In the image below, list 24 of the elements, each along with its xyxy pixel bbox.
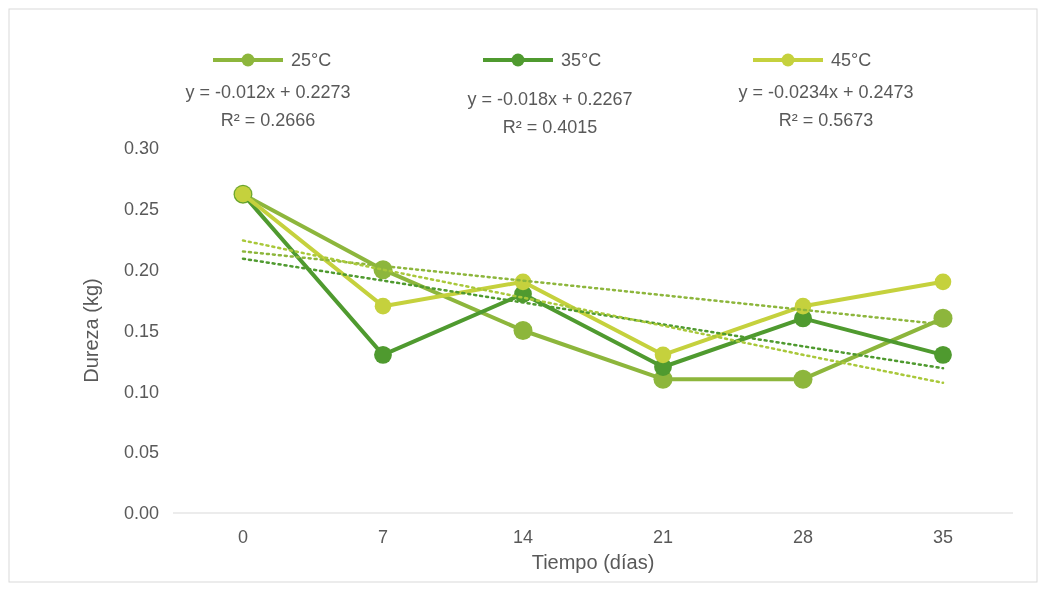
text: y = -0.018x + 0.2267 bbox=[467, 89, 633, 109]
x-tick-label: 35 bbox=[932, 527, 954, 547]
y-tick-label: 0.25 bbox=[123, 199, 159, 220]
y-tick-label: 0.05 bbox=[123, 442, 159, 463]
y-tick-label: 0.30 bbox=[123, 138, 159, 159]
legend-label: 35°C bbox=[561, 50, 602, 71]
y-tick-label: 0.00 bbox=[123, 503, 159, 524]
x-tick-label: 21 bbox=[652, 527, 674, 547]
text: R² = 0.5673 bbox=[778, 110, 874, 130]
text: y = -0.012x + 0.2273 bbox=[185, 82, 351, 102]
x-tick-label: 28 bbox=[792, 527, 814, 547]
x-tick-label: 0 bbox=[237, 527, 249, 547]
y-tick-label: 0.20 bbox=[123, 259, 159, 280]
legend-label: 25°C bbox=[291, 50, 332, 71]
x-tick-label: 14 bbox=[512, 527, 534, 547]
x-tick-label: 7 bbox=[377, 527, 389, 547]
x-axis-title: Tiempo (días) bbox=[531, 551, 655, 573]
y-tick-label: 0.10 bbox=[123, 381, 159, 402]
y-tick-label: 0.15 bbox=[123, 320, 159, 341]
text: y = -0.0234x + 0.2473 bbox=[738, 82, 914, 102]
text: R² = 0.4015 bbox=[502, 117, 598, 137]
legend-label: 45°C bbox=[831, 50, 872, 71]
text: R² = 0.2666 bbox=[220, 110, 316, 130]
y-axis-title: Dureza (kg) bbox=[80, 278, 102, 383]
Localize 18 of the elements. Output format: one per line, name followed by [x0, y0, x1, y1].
+===+
Rewrite the lines above as a numbered list, skipping any blank lines and leaving out the picture.

1. In the image below, list 24 of the elements, each along with its xyxy pixel bbox.
2. text: y = -0.018x + 0.2267 bbox=[467, 89, 633, 109]
3. x-tick-label: 35 bbox=[932, 527, 954, 547]
4. y-tick-label: 0.25 bbox=[123, 199, 159, 220]
5. y-tick-label: 0.05 bbox=[123, 442, 159, 463]
6. y-tick-label: 0.30 bbox=[123, 138, 159, 159]
7. legend-label: 35°C bbox=[561, 50, 602, 71]
8. y-tick-label: 0.00 bbox=[123, 503, 159, 524]
9. x-tick-label: 21 bbox=[652, 527, 674, 547]
10. text: R² = 0.5673 bbox=[778, 110, 874, 130]
11. text: y = -0.012x + 0.2273 bbox=[185, 82, 351, 102]
12. x-tick-label: 28 bbox=[792, 527, 814, 547]
13. x-tick-label: 0 bbox=[237, 527, 249, 547]
14. y-tick-label: 0.20 bbox=[123, 259, 159, 280]
15. legend-label: 25°C bbox=[291, 50, 332, 71]
16. x-tick-label: 14 bbox=[512, 527, 534, 547]
17. x-tick-label: 7 bbox=[377, 527, 389, 547]
18. x-axis-title: Tiempo (días) bbox=[531, 551, 655, 573]
19. y-tick-label: 0.10 bbox=[123, 381, 159, 402]
20. y-tick-label: 0.15 bbox=[123, 320, 159, 341]
21. text: y = -0.0234x + 0.2473 bbox=[738, 82, 914, 102]
22. text: R² = 0.4015 bbox=[502, 117, 598, 137]
23. legend-label: 45°C bbox=[831, 50, 872, 71]
24. text: R² = 0.2666 bbox=[220, 110, 316, 130]
25. y-axis-title: Dureza (kg) bbox=[80, 278, 102, 383]
26. Localize 18 of the elements. Output format: one per line, name followed by [x0, y0, x1, y1].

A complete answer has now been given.